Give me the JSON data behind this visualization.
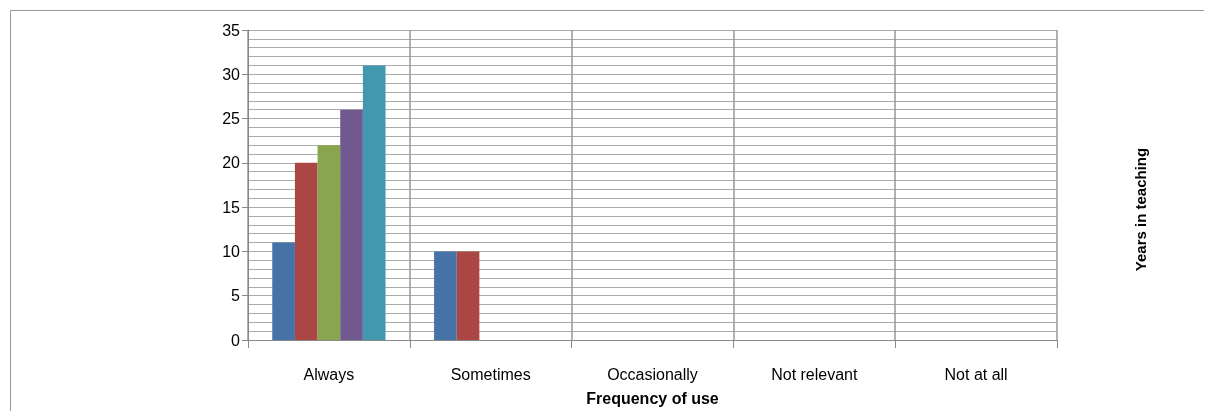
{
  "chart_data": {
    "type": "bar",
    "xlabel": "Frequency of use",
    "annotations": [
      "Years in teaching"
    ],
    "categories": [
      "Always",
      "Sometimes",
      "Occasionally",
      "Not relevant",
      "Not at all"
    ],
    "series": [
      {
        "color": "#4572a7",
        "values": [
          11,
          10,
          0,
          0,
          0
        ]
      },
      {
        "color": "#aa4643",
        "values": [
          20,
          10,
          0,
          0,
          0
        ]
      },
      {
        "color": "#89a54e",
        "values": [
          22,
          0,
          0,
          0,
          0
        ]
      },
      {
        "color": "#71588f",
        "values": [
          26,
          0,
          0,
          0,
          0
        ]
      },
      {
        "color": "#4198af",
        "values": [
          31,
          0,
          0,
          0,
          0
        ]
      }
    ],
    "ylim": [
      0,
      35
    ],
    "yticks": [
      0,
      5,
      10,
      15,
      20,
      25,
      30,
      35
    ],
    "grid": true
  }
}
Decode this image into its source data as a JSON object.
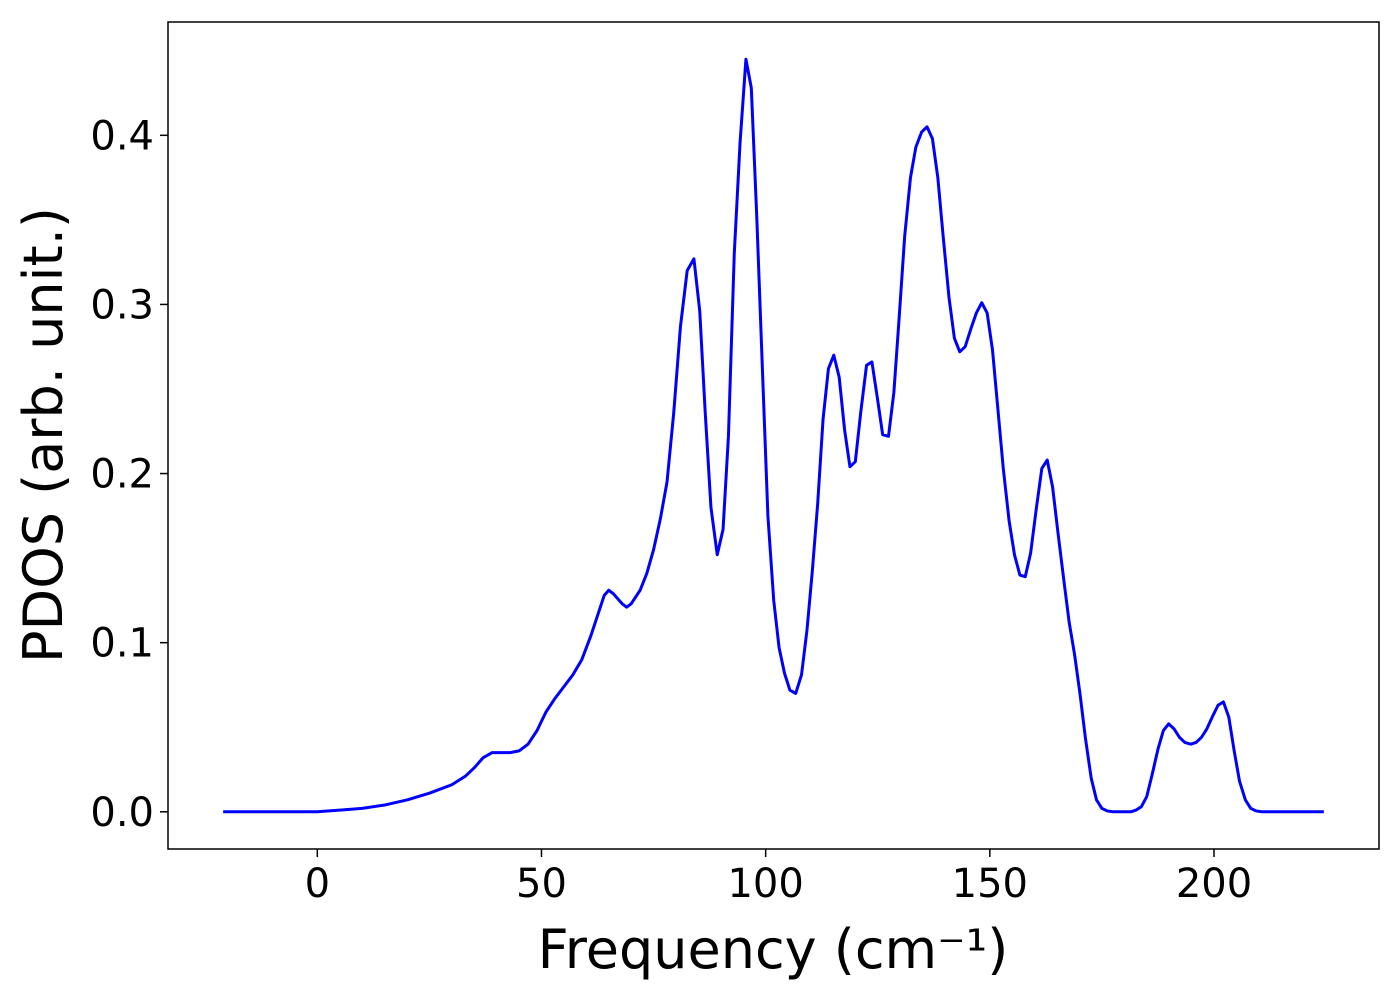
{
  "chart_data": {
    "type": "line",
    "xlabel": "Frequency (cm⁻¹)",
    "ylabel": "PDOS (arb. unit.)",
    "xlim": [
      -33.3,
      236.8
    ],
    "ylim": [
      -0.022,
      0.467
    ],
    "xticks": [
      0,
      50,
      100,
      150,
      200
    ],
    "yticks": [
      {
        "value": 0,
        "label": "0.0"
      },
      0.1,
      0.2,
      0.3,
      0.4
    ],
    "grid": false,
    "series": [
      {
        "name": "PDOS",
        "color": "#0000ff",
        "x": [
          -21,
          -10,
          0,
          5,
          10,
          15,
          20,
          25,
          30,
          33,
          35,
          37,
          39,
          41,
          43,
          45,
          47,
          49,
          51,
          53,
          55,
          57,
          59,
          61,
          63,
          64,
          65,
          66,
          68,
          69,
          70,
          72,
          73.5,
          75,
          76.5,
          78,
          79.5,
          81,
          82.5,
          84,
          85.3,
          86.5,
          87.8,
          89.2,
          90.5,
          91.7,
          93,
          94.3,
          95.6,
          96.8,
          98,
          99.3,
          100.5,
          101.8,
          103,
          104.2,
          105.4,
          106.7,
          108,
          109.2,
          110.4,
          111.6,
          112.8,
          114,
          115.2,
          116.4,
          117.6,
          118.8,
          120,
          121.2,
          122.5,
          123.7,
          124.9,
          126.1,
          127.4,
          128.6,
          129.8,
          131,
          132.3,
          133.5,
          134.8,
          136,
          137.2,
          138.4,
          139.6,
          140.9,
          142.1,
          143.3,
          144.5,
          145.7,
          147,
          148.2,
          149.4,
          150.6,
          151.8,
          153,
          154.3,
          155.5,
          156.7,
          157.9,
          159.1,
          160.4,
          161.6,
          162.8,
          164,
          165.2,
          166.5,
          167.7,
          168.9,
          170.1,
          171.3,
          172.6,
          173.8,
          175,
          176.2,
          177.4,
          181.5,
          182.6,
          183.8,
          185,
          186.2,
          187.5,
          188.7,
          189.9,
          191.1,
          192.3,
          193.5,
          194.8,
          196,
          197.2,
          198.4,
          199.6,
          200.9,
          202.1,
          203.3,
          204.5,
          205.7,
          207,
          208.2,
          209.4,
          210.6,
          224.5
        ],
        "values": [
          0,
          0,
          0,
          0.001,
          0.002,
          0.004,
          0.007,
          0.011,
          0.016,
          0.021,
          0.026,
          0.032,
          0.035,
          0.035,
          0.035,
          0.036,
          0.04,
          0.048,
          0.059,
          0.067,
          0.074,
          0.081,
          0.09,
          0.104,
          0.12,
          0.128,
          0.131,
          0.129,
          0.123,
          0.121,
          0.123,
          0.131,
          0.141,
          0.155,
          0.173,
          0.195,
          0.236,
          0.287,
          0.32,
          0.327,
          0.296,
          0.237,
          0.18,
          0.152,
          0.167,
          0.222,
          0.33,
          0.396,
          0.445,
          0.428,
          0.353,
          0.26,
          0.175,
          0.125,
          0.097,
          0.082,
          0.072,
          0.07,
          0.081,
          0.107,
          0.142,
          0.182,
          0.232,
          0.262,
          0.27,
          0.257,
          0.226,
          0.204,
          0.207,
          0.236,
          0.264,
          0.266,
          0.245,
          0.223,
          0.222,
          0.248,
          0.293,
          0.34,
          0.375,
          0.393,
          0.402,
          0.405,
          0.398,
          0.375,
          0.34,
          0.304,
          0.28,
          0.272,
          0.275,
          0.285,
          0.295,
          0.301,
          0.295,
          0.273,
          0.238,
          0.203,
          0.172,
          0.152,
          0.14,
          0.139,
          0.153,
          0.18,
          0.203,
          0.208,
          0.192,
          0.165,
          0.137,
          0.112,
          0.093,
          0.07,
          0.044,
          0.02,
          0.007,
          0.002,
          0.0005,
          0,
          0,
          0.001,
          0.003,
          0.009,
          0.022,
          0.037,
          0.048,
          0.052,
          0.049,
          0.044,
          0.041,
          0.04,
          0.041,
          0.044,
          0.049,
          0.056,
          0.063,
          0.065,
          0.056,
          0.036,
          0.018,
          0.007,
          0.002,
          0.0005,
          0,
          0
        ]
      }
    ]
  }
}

::::

● SET TASK
All lines that include "Frequency" are to be gathered and copied.

● RESULT BELOW
    "xlabel": "Frequency of use",
    "xlabel": "Frequency (cm⁻¹)",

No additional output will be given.